--- ROWS ---
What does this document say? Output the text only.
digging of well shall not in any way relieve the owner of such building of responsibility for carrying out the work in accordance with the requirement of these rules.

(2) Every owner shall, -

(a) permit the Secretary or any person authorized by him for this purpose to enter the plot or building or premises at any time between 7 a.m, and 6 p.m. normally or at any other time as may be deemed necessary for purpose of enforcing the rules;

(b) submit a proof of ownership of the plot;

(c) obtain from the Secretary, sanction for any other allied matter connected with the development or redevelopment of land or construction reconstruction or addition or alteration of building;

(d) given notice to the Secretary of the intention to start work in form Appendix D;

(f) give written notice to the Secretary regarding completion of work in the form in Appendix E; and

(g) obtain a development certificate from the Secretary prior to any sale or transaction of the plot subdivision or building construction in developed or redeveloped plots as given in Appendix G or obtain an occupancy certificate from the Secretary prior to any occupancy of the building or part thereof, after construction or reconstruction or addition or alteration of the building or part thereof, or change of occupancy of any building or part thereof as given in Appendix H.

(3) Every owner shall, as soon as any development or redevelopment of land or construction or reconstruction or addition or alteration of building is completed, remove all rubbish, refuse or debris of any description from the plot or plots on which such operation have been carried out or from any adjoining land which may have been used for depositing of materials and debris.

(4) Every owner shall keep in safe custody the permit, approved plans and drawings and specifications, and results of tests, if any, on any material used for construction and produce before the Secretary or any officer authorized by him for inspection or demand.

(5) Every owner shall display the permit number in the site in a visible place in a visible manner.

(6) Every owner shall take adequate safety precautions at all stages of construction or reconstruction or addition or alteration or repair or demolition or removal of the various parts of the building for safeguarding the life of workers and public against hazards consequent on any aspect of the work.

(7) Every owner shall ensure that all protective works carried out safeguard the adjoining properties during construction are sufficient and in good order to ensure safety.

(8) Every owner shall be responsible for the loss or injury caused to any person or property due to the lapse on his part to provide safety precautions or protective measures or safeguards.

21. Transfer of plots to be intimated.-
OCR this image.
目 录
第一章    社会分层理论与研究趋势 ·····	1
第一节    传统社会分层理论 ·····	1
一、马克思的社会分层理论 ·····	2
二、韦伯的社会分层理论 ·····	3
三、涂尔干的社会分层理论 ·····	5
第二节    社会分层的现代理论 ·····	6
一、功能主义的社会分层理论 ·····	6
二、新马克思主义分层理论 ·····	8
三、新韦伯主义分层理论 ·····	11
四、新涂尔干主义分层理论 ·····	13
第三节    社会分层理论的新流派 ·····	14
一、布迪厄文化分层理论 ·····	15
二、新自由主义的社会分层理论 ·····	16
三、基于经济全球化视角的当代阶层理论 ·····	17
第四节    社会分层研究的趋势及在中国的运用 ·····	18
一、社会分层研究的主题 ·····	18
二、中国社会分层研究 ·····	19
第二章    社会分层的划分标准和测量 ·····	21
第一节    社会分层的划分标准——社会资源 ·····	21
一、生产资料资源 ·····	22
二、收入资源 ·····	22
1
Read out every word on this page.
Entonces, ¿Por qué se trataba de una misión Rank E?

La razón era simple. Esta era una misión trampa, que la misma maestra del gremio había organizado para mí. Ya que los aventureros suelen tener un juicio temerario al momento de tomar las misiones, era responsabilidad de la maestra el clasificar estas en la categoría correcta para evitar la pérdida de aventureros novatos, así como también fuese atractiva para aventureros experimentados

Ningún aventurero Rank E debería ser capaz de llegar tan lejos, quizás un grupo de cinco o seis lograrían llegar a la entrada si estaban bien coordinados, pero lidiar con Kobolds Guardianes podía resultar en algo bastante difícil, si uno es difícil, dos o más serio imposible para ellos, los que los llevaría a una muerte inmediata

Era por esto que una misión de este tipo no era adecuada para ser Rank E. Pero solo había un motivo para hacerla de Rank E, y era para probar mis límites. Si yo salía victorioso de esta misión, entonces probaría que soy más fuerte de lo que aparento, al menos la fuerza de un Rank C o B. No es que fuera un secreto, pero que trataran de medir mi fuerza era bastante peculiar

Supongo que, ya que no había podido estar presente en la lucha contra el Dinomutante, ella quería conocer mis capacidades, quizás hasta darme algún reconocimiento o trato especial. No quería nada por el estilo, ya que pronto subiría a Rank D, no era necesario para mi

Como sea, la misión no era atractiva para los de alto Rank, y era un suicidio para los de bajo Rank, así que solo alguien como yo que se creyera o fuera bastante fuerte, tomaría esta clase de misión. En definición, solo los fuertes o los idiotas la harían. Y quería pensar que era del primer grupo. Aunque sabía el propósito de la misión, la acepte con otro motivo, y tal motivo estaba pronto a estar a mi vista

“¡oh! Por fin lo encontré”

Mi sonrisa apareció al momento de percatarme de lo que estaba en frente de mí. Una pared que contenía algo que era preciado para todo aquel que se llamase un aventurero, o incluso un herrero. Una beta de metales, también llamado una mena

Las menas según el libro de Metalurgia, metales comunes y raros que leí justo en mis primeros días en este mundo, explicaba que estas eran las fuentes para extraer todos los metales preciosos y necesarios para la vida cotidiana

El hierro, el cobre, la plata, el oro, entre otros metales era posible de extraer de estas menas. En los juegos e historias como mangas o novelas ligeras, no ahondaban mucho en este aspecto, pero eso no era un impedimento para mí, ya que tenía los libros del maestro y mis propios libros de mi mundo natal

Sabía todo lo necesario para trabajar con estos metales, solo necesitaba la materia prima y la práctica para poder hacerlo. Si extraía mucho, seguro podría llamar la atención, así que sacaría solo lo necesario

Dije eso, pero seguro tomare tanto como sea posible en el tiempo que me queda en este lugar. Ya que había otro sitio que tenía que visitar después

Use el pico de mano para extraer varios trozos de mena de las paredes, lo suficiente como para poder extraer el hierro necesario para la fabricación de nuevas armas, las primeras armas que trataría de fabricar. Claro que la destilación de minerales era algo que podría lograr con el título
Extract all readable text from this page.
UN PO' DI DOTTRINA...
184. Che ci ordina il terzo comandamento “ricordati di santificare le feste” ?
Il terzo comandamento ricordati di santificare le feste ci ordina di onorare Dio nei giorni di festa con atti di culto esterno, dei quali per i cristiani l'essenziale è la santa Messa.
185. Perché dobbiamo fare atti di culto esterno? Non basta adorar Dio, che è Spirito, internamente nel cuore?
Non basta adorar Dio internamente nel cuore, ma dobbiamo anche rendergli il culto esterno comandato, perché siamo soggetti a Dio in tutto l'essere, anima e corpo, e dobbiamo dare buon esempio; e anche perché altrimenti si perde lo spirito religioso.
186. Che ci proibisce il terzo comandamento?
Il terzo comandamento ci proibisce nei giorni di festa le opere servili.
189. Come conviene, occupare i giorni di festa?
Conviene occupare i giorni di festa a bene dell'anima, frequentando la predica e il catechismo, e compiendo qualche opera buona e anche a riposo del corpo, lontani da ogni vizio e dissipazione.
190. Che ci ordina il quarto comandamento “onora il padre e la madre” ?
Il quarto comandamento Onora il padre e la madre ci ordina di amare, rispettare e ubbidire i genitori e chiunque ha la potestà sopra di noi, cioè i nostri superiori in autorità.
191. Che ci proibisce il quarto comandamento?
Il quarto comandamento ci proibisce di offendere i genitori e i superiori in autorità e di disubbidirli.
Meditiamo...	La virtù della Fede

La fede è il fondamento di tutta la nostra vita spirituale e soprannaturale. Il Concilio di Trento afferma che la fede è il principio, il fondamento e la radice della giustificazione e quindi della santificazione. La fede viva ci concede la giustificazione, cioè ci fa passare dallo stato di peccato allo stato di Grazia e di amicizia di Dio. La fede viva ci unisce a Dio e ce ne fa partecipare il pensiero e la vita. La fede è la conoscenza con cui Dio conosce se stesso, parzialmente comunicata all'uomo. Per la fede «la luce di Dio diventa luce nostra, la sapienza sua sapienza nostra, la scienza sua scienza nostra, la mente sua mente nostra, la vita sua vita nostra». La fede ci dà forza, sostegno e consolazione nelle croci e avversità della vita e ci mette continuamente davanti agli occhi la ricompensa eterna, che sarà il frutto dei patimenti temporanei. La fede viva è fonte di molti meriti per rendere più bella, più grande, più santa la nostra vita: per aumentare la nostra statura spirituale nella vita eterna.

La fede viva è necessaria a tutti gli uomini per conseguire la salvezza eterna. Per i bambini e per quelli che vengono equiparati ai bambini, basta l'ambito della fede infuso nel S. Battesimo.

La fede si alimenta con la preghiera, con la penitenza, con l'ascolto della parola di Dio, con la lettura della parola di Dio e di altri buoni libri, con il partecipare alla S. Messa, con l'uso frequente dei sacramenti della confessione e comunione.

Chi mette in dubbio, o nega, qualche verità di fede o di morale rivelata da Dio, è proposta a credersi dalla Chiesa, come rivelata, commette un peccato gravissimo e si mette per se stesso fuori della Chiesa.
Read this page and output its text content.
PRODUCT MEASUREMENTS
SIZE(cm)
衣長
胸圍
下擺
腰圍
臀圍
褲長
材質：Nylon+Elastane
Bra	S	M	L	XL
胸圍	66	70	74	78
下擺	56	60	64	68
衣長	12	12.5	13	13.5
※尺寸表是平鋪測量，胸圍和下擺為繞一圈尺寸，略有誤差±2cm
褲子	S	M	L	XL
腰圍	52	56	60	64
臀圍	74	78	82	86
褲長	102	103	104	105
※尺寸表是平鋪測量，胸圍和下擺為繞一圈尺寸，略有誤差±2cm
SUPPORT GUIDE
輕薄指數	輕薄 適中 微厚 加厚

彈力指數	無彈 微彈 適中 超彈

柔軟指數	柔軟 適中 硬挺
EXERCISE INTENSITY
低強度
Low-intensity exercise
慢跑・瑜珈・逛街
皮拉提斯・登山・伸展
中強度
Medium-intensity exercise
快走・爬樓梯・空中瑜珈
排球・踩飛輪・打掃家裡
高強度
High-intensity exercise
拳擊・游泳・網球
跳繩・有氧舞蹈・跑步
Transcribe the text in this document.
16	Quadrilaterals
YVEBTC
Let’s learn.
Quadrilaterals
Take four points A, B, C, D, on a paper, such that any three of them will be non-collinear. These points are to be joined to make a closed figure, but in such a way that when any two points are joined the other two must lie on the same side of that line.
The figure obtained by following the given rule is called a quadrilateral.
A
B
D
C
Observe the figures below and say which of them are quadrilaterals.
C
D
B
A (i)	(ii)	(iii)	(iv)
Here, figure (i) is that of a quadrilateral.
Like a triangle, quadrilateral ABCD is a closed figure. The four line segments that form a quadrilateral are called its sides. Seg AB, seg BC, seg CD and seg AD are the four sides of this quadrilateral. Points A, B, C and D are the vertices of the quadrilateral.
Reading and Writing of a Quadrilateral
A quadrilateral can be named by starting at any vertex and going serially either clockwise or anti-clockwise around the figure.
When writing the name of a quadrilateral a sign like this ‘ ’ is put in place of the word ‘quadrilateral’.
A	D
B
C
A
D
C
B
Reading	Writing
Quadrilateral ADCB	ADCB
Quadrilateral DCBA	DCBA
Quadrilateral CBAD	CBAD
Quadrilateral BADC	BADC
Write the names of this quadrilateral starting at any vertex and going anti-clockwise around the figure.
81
---
### REQUEST
Report how many lines include the word "Messa". Give nothing but the number.

### IN RESPONSE
2